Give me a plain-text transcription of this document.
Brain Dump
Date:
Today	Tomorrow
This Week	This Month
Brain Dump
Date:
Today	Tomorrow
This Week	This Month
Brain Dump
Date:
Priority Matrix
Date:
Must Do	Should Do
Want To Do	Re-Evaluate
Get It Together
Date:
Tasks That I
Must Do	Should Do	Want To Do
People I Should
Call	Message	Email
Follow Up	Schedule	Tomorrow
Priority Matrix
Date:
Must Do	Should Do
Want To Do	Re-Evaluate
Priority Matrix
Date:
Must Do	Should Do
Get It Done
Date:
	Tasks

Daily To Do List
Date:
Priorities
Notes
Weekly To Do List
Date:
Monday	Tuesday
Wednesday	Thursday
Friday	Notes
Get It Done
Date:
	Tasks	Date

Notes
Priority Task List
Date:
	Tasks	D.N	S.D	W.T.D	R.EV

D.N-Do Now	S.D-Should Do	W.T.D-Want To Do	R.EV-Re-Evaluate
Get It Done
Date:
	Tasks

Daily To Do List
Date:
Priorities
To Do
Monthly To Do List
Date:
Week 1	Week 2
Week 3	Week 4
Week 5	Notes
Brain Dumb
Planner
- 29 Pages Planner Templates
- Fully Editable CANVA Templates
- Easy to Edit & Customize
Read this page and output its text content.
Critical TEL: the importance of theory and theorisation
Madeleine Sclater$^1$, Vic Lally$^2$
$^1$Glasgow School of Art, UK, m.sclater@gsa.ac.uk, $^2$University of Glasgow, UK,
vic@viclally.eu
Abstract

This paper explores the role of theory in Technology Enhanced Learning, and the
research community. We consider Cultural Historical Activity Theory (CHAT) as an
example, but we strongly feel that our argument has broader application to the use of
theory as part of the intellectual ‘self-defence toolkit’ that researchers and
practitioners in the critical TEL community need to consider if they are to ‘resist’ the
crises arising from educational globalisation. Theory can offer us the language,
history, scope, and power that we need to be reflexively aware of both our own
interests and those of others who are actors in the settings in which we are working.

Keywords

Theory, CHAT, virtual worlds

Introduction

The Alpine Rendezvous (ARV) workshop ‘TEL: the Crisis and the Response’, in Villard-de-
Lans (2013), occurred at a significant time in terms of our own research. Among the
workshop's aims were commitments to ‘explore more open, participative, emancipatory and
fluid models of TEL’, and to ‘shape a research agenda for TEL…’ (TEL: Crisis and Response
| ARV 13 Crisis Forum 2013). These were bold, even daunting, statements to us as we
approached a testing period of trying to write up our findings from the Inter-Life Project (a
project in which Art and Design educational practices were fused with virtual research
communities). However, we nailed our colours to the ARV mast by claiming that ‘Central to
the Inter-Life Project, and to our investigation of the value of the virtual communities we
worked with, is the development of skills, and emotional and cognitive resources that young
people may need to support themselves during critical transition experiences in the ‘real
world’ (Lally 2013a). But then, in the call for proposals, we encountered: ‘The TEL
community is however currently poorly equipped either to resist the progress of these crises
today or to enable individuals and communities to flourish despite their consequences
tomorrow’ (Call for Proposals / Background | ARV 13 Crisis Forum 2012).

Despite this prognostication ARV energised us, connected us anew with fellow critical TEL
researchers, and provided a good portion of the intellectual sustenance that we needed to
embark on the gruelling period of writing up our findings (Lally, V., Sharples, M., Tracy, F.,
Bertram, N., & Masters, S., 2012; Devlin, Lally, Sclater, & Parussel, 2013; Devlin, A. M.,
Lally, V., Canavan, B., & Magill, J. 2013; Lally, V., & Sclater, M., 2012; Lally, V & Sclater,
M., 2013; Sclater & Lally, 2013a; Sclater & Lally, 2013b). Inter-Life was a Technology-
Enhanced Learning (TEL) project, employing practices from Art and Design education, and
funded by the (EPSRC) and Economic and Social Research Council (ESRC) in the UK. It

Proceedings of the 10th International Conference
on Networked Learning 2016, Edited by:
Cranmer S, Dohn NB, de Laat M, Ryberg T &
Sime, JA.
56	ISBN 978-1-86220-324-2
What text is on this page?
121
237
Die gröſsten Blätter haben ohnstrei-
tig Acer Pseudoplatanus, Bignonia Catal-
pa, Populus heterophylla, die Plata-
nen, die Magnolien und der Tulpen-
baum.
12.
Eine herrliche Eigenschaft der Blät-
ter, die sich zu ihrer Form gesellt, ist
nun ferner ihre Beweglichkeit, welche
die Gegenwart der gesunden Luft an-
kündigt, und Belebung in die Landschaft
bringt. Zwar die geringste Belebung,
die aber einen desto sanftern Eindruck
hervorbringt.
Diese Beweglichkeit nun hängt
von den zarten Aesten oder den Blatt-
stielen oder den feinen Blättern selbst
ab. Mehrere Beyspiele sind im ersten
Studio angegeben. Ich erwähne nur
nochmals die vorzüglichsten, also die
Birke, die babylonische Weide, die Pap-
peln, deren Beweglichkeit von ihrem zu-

• **Short problem**
Extract every line above containing the word "were".

• **Output below**
workshop's aims were commitments to ‘explore more open, participative, emancipatory and
| ARV 13 Crisis Forum 2013). These were bold, even daunting, statements to us as we
project in which Art and Design educational practices were fused with virtual research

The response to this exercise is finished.